_Exercise description_: Sort through the entries below and pull out lines containing the word "relative".
--
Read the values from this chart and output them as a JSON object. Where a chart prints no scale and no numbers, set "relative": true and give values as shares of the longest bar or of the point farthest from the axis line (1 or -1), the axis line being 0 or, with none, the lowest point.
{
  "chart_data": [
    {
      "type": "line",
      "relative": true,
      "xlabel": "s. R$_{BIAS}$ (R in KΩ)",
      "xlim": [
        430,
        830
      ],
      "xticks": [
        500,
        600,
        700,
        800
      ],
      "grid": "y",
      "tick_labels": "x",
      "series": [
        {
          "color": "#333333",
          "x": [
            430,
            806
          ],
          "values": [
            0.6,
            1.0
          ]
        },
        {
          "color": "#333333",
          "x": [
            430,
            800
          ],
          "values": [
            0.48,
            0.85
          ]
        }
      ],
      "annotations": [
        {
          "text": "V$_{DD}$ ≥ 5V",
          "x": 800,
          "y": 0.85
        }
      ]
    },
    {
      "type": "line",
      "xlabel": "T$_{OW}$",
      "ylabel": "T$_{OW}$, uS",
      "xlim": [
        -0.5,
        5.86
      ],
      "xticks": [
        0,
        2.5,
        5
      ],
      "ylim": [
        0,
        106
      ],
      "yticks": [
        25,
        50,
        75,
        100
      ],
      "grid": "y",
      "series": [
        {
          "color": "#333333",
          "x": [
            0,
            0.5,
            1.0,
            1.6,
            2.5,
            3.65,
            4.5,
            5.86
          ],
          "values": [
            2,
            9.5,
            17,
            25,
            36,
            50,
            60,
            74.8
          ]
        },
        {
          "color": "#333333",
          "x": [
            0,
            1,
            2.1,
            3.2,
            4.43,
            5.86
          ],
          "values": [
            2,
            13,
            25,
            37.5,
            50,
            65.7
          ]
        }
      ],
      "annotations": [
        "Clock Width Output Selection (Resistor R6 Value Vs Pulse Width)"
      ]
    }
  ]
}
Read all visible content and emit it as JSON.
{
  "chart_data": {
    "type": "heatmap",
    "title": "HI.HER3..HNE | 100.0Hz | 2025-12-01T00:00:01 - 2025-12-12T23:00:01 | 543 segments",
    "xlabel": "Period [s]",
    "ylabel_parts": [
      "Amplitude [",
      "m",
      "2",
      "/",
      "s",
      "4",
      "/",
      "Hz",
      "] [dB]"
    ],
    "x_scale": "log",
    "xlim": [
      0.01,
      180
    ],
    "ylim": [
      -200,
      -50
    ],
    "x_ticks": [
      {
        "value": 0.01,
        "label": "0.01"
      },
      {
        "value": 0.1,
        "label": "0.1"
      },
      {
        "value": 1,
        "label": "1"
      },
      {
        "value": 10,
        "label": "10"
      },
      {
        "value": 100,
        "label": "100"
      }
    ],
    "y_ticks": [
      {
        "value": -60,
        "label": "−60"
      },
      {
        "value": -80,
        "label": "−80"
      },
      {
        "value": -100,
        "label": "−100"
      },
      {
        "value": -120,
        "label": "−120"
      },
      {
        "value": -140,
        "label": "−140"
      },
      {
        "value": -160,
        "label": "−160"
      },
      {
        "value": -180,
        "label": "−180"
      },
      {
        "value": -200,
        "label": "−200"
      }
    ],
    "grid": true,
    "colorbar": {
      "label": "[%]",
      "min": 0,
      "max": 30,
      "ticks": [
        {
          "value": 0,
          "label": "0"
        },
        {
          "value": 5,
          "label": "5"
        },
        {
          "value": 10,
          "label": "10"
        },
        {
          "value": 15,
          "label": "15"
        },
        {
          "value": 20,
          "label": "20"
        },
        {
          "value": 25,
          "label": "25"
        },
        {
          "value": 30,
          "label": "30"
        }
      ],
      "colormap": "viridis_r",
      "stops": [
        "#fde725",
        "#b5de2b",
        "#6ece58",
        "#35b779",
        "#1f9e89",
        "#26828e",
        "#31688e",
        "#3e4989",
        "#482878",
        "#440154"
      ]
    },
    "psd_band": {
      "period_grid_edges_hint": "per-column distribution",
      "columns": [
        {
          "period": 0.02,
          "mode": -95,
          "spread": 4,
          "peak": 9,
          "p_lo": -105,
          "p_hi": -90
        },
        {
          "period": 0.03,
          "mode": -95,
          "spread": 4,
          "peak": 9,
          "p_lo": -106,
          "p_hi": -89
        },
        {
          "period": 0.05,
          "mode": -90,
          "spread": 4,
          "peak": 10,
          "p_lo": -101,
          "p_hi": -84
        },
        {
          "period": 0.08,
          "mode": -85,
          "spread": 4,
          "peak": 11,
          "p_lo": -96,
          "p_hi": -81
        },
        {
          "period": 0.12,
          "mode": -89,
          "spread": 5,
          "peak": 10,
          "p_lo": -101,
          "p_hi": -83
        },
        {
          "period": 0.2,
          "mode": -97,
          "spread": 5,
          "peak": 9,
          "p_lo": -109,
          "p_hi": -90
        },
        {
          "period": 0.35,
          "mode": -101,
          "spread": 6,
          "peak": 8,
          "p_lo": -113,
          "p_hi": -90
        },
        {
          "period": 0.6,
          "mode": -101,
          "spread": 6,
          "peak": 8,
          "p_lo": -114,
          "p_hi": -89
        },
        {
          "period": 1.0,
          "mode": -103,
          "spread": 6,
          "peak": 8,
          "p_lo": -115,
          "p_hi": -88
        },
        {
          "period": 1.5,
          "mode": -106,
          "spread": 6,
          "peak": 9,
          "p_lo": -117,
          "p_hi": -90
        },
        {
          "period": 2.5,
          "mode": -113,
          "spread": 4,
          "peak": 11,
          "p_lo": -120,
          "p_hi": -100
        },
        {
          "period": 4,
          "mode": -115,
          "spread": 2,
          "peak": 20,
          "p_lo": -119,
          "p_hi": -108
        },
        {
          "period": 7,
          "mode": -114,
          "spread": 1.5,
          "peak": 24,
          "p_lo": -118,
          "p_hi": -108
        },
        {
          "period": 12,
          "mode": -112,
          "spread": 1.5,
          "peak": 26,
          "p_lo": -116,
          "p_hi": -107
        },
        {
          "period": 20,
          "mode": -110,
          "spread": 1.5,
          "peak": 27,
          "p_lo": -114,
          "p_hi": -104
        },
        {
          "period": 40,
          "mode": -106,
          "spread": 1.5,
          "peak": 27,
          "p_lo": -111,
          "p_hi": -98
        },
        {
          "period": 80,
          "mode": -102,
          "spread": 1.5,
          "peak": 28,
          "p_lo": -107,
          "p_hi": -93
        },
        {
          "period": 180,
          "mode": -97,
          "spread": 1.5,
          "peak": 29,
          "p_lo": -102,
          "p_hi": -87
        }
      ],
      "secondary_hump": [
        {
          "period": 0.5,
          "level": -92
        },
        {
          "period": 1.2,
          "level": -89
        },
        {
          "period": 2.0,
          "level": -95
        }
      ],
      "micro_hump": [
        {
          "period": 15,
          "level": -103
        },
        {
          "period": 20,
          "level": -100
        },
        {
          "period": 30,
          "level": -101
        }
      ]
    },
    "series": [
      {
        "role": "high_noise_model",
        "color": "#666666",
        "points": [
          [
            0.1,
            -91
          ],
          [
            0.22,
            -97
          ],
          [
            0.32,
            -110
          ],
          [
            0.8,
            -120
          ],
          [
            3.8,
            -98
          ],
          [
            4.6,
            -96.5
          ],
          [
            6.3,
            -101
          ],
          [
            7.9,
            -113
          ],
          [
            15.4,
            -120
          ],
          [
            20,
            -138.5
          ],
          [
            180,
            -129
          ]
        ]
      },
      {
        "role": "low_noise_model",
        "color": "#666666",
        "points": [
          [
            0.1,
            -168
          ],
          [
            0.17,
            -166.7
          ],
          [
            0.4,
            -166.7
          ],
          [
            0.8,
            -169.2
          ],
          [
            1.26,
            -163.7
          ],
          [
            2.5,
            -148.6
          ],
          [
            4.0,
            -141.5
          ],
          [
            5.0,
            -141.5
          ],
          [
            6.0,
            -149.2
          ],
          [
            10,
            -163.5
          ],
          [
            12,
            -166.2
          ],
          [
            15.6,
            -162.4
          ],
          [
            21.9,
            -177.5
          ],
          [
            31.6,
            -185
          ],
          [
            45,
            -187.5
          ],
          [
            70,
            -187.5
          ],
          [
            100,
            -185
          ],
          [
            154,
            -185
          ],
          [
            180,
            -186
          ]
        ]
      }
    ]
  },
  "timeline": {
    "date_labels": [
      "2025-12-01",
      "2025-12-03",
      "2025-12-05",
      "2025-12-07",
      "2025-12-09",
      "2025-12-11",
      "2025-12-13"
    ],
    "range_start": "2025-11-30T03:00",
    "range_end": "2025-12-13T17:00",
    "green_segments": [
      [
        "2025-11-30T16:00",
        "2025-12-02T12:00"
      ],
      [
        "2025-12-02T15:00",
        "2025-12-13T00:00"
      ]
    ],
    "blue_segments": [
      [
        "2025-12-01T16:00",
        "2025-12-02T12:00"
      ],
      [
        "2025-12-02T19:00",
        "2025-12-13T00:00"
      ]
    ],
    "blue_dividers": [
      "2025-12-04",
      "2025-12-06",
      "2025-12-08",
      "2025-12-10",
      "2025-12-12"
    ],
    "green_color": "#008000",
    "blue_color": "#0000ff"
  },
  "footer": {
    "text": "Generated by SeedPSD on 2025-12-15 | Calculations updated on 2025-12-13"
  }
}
--
_Task response_:
Read the values from this chart and output them as a JSON object. Where a chart prints no scale and no numbers, set "relative": true and give values as shares of the longest bar or of the point farthest from the axis line (1 or -1), the axis line being 0 or, with none, the lowest point.
      "relative": true,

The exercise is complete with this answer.